Lines from a data collection
◇ ◇ ◇

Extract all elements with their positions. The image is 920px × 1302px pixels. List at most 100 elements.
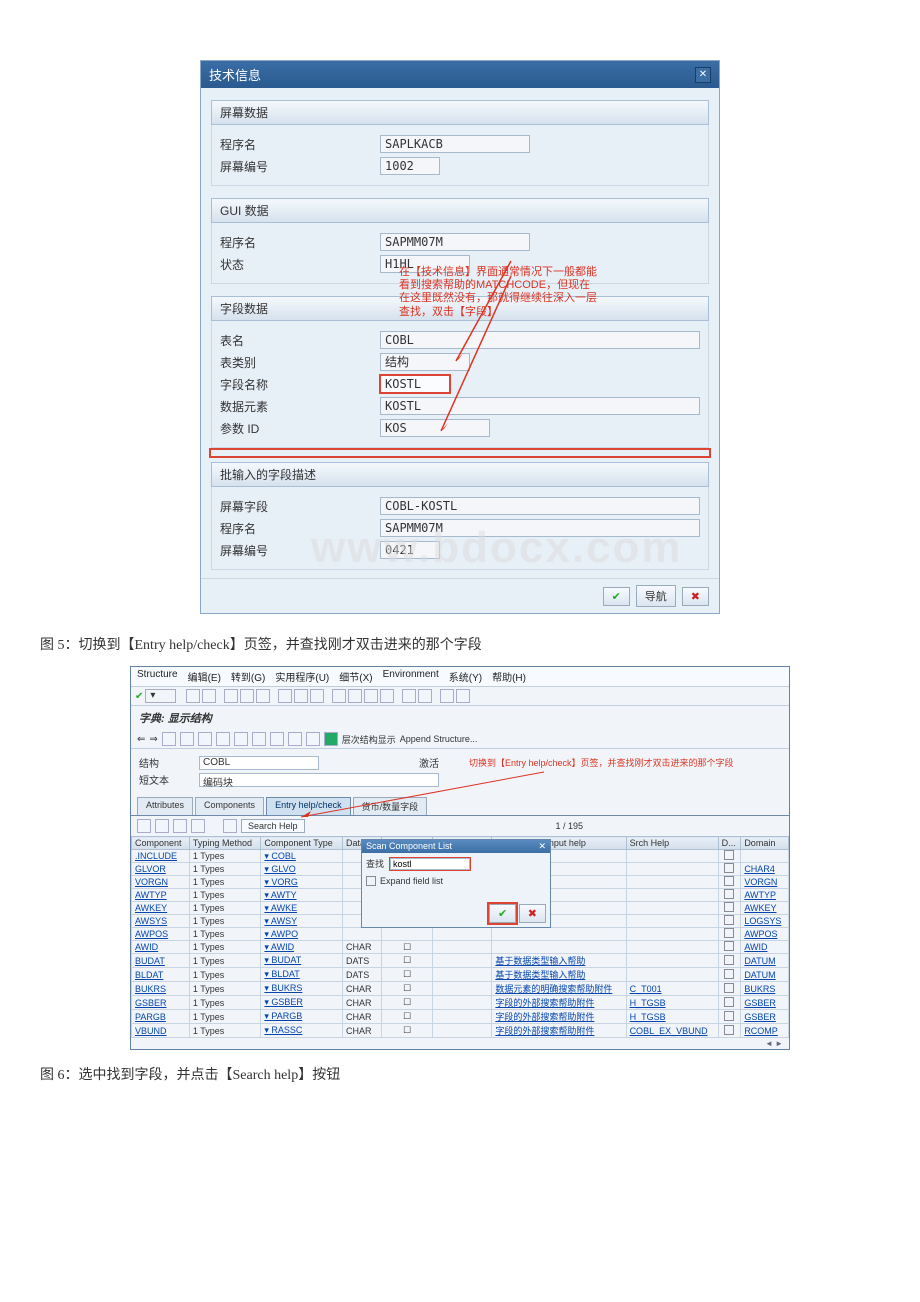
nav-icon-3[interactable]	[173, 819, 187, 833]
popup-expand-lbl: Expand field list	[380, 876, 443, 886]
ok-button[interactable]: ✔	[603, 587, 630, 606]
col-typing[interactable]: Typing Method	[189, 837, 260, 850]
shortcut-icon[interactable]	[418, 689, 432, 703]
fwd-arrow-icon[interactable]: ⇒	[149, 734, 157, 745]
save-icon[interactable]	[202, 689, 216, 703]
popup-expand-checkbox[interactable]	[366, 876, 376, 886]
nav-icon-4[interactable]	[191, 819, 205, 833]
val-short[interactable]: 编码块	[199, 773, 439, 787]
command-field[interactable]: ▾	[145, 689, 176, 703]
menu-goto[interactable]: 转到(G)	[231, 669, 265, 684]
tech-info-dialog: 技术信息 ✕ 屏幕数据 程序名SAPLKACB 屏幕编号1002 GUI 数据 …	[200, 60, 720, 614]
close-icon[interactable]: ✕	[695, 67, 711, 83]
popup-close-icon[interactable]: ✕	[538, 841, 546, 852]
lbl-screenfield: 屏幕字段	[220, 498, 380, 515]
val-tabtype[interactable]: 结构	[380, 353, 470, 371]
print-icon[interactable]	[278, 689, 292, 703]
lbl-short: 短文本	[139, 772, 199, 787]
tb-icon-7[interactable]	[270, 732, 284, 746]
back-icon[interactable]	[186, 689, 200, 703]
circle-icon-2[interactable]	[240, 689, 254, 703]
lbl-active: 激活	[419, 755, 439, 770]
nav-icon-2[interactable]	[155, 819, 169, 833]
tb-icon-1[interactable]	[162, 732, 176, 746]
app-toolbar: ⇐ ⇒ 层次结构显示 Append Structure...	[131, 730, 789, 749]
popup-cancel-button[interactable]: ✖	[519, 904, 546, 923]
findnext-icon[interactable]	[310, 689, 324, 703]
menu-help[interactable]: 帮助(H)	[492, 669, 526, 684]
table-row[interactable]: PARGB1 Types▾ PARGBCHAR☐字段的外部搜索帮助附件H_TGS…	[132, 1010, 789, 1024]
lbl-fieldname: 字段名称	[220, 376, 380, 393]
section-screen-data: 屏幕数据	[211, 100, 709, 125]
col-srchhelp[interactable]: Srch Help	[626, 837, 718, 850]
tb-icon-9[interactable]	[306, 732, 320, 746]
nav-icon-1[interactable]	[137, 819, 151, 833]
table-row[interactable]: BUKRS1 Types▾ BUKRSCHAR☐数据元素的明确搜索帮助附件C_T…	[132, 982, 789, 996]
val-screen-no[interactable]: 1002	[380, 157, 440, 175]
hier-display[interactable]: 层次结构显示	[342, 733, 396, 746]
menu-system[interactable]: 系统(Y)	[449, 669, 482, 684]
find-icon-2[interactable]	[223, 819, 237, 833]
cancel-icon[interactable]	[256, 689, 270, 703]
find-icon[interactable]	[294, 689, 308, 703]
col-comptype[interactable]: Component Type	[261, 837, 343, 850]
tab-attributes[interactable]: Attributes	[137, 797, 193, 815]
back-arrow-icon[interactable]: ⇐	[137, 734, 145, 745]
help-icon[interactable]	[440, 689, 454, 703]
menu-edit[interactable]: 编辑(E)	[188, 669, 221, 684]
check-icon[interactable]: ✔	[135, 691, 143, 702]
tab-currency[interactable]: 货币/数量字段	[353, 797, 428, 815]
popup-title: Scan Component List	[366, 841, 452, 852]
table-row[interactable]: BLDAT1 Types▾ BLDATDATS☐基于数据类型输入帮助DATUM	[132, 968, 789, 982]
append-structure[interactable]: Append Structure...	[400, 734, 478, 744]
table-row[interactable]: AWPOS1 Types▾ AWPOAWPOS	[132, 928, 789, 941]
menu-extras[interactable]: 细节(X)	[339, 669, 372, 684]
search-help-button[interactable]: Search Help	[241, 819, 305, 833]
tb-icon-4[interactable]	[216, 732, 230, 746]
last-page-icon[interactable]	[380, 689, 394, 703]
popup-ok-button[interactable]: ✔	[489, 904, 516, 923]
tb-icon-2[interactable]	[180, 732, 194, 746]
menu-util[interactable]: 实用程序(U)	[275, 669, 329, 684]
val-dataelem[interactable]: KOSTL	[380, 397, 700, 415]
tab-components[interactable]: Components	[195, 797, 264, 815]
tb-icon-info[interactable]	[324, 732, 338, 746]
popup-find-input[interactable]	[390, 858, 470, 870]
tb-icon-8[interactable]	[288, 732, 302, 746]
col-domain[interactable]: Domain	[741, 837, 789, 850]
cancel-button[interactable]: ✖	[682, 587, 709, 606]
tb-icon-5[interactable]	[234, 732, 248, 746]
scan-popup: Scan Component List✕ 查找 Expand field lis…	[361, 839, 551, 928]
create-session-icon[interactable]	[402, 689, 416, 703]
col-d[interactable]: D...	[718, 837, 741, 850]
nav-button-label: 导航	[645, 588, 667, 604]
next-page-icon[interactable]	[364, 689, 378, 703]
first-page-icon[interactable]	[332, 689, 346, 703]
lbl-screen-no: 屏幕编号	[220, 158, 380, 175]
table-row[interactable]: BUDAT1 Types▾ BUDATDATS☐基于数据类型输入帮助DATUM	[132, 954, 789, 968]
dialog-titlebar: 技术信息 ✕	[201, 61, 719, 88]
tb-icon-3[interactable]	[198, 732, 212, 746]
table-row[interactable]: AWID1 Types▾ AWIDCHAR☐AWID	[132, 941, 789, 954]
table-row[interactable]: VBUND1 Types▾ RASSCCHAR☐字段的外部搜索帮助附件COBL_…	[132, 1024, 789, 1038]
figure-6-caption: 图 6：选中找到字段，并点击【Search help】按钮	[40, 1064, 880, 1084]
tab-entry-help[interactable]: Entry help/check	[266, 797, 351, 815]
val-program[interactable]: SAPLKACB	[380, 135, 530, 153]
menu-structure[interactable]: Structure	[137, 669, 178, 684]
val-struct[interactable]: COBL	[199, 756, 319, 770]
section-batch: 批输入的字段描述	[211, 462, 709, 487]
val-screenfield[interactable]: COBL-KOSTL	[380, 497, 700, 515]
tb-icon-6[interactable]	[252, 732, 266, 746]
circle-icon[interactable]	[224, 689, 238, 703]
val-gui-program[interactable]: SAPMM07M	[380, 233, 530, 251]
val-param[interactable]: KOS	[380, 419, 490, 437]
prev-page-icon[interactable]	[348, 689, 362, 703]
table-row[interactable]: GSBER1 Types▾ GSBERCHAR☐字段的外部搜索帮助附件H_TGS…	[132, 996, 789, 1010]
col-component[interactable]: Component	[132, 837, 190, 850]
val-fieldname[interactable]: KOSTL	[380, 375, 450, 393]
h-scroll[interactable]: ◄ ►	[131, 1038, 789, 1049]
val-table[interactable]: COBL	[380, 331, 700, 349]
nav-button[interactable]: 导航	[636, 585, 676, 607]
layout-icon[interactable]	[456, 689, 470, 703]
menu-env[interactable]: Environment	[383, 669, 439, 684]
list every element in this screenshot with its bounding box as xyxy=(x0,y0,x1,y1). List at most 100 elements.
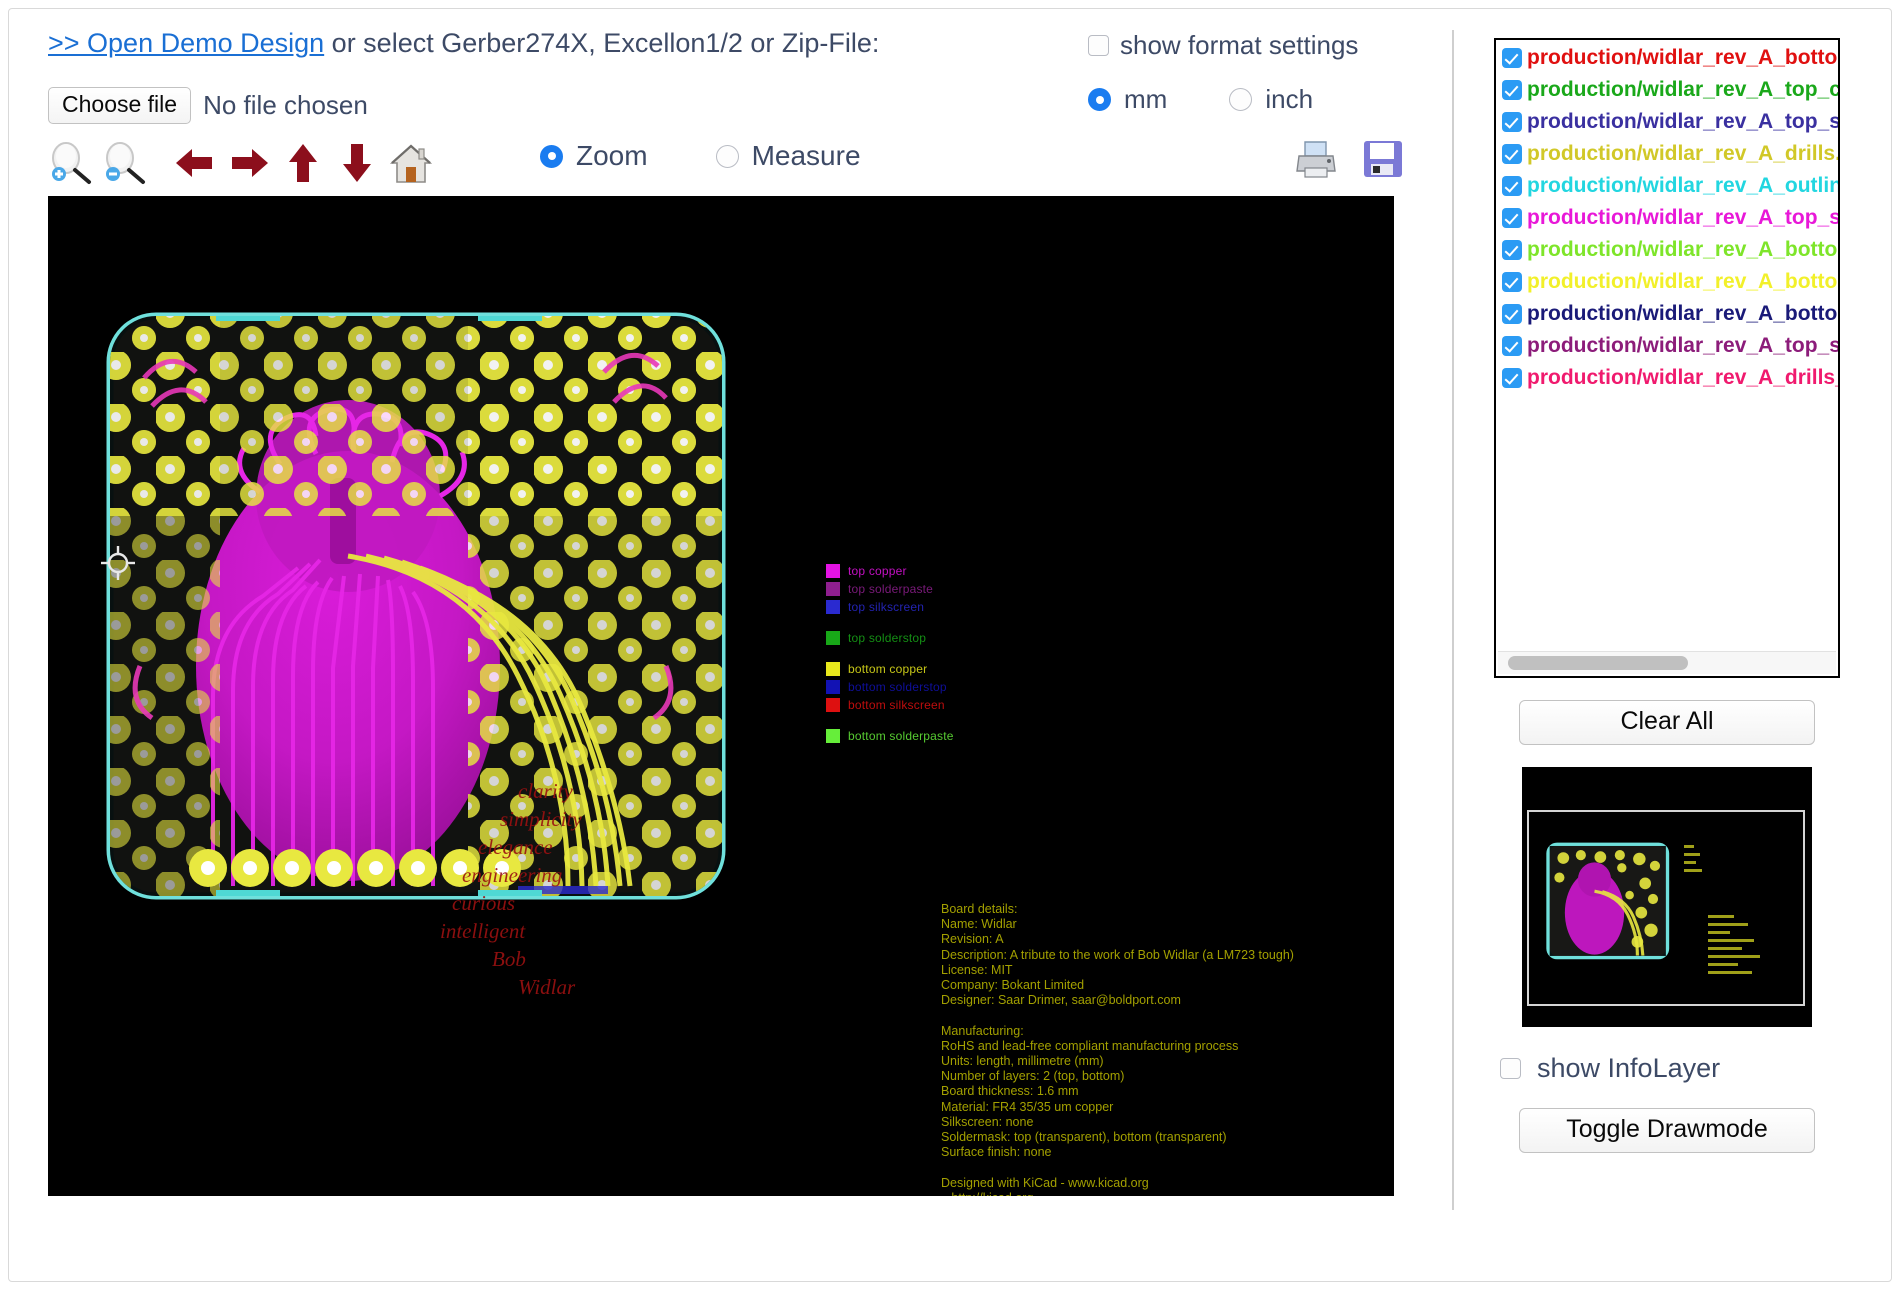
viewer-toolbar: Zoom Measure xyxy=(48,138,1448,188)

◇ ◇ ◇

◆ Exercise instructions ◆
Could you write out all of the lines above word for word, leaving out the pictures?

◆ Finished answer ◆
Extract all elements with their positions. The image is 920px × 1302px pixels. List at most 100 elements.
nav-icon-3[interactable]	[173, 819, 187, 833]
popup-expand-lbl: Expand field list	[380, 876, 443, 886]
ok-button[interactable]: ✔	[603, 587, 630, 606]
col-typing[interactable]: Typing Method	[189, 837, 260, 850]
shortcut-icon[interactable]	[418, 689, 432, 703]
fwd-arrow-icon[interactable]: ⇒	[149, 734, 157, 745]
save-icon[interactable]	[202, 689, 216, 703]
popup-expand-checkbox[interactable]	[366, 876, 376, 886]
nav-icon-4[interactable]	[191, 819, 205, 833]
val-short[interactable]: 编码块	[199, 773, 439, 787]
command-field[interactable]: ▾	[145, 689, 176, 703]
menu-goto[interactable]: 转到(G)	[231, 669, 265, 684]
tech-info-dialog: 技术信息 ✕ 屏幕数据 程序名SAPLKACB 屏幕编号1002 GUI 数据 …	[200, 60, 720, 614]
close-icon[interactable]: ✕	[695, 67, 711, 83]
popup-close-icon[interactable]: ✕	[538, 841, 546, 852]
lbl-screenfield: 屏幕字段	[220, 498, 380, 515]
val-tabtype[interactable]: 结构	[380, 353, 470, 371]
print-icon[interactable]	[278, 689, 292, 703]
lbl-short: 短文本	[139, 772, 199, 787]
tb-icon-7[interactable]	[270, 732, 284, 746]
back-icon[interactable]	[186, 689, 200, 703]
circle-icon-2[interactable]	[240, 689, 254, 703]
lbl-active: 激活	[419, 755, 439, 770]
nav-icon-2[interactable]	[155, 819, 169, 833]
tb-icon-1[interactable]	[162, 732, 176, 746]
app-toolbar: ⇐ ⇒ 层次结构显示 Append Structure...	[131, 730, 789, 749]
popup-cancel-button[interactable]: ✖	[519, 904, 546, 923]
findnext-icon[interactable]	[310, 689, 324, 703]
menu-help[interactable]: 帮助(H)	[492, 669, 526, 684]
table-row[interactable]: PARGB1 Types▾ PARGBCHAR☐字段的外部搜索帮助附件H_TGS…	[132, 1010, 789, 1024]
lbl-fieldname: 字段名称	[220, 376, 380, 393]
section-screen-data: 屏幕数据	[211, 100, 709, 125]
col-srchhelp[interactable]: Srch Help	[626, 837, 718, 850]
tb-icon-9[interactable]	[306, 732, 320, 746]
nav-icon-1[interactable]	[137, 819, 151, 833]
table-row[interactable]: BUKRS1 Types▾ BUKRSCHAR☐数据元素的明确搜索帮助附件C_T…	[132, 982, 789, 996]
val-screen-no[interactable]: 1002	[380, 157, 440, 175]
hier-display[interactable]: 层次结构显示	[342, 733, 396, 746]
menu-system[interactable]: 系统(Y)	[449, 669, 482, 684]
find-icon-2[interactable]	[223, 819, 237, 833]
cancel-icon[interactable]	[256, 689, 270, 703]
find-icon[interactable]	[294, 689, 308, 703]
col-comptype[interactable]: Component Type	[261, 837, 343, 850]
tab-attributes[interactable]: Attributes	[137, 797, 193, 815]
back-arrow-icon[interactable]: ⇐	[137, 734, 145, 745]
help-icon[interactable]	[440, 689, 454, 703]
menu-edit[interactable]: 编辑(E)	[188, 669, 221, 684]
check-icon[interactable]: ✔	[135, 691, 143, 702]
tab-currency[interactable]: 货币/数量字段	[353, 797, 428, 815]
popup-title: Scan Component List	[366, 841, 452, 852]
table-row[interactable]: BLDAT1 Types▾ BLDATDATS☐基于数据类型输入帮助DATUM	[132, 968, 789, 982]
append-structure[interactable]: Append Structure...	[400, 734, 478, 744]
table-row[interactable]: AWPOS1 Types▾ AWPOAWPOS	[132, 928, 789, 941]
menu-extras[interactable]: 细节(X)	[339, 669, 372, 684]
search-help-button[interactable]: Search Help	[241, 819, 305, 833]
tb-icon-4[interactable]	[216, 732, 230, 746]
last-page-icon[interactable]	[380, 689, 394, 703]
popup-ok-button[interactable]: ✔	[489, 904, 516, 923]
tb-icon-2[interactable]	[180, 732, 194, 746]
menu-util[interactable]: 实用程序(U)	[275, 669, 329, 684]
val-dataelem[interactable]: KOSTL	[380, 397, 700, 415]
tab-components[interactable]: Components	[195, 797, 264, 815]
tb-icon-info[interactable]	[324, 732, 338, 746]
popup-find-input[interactable]	[390, 858, 470, 870]
tb-icon-8[interactable]	[288, 732, 302, 746]
col-domain[interactable]: Domain	[741, 837, 789, 850]
cancel-button[interactable]: ✖	[682, 587, 709, 606]
tb-icon-5[interactable]	[234, 732, 248, 746]
scan-popup: Scan Component List✕ 查找 Expand field lis…	[361, 839, 551, 928]
create-session-icon[interactable]	[402, 689, 416, 703]
col-d[interactable]: D...	[718, 837, 741, 850]
nav-button-label: 导航	[645, 588, 667, 604]
next-page-icon[interactable]	[364, 689, 378, 703]
first-page-icon[interactable]	[332, 689, 346, 703]
lbl-screen-no: 屏幕编号	[220, 158, 380, 175]
table-row[interactable]: BUDAT1 Types▾ BUDATDATS☐基于数据类型输入帮助DATUM	[132, 954, 789, 968]
dialog-titlebar: 技术信息 ✕	[201, 61, 719, 88]
tb-icon-3[interactable]	[198, 732, 212, 746]
table-row[interactable]: AWID1 Types▾ AWIDCHAR☐AWID	[132, 941, 789, 954]
table-row[interactable]: VBUND1 Types▾ RASSCCHAR☐字段的外部搜索帮助附件COBL_…	[132, 1024, 789, 1038]
figure-6-caption: 图 6：选中找到字段，并点击【Search help】按钮	[40, 1064, 880, 1084]
tab-entry-help[interactable]: Entry help/check	[266, 797, 351, 815]
val-program[interactable]: SAPLKACB	[380, 135, 530, 153]
menu-structure[interactable]: Structure	[137, 669, 178, 684]
val-struct[interactable]: COBL	[199, 756, 319, 770]
section-batch: 批输入的字段描述	[211, 462, 709, 487]
val-screenfield[interactable]: COBL-KOSTL	[380, 497, 700, 515]
tb-icon-6[interactable]	[252, 732, 266, 746]
circle-icon[interactable]	[224, 689, 238, 703]
val-gui-program[interactable]: SAPMM07M	[380, 233, 530, 251]
val-param[interactable]: KOS	[380, 419, 490, 437]
prev-page-icon[interactable]	[348, 689, 362, 703]
table-row[interactable]: GSBER1 Types▾ GSBERCHAR☐字段的外部搜索帮助附件H_TGS…	[132, 996, 789, 1010]
col-component[interactable]: Component	[132, 837, 190, 850]
val-fieldname[interactable]: KOSTL	[380, 375, 450, 393]
h-scroll[interactable]: ◄ ►	[131, 1038, 789, 1049]
val-table[interactable]: COBL	[380, 331, 700, 349]
nav-button[interactable]: 导航	[636, 585, 676, 607]
layout-icon[interactable]	[456, 689, 470, 703]
menu-env[interactable]: Environment	[383, 669, 439, 684]
list every element in this screenshot with its bounding box as xyxy=(x0,y0,x1,y1). List at most 100 elements.
viewer-toolbar: Zoom Measure xyxy=(48,138,1448,188)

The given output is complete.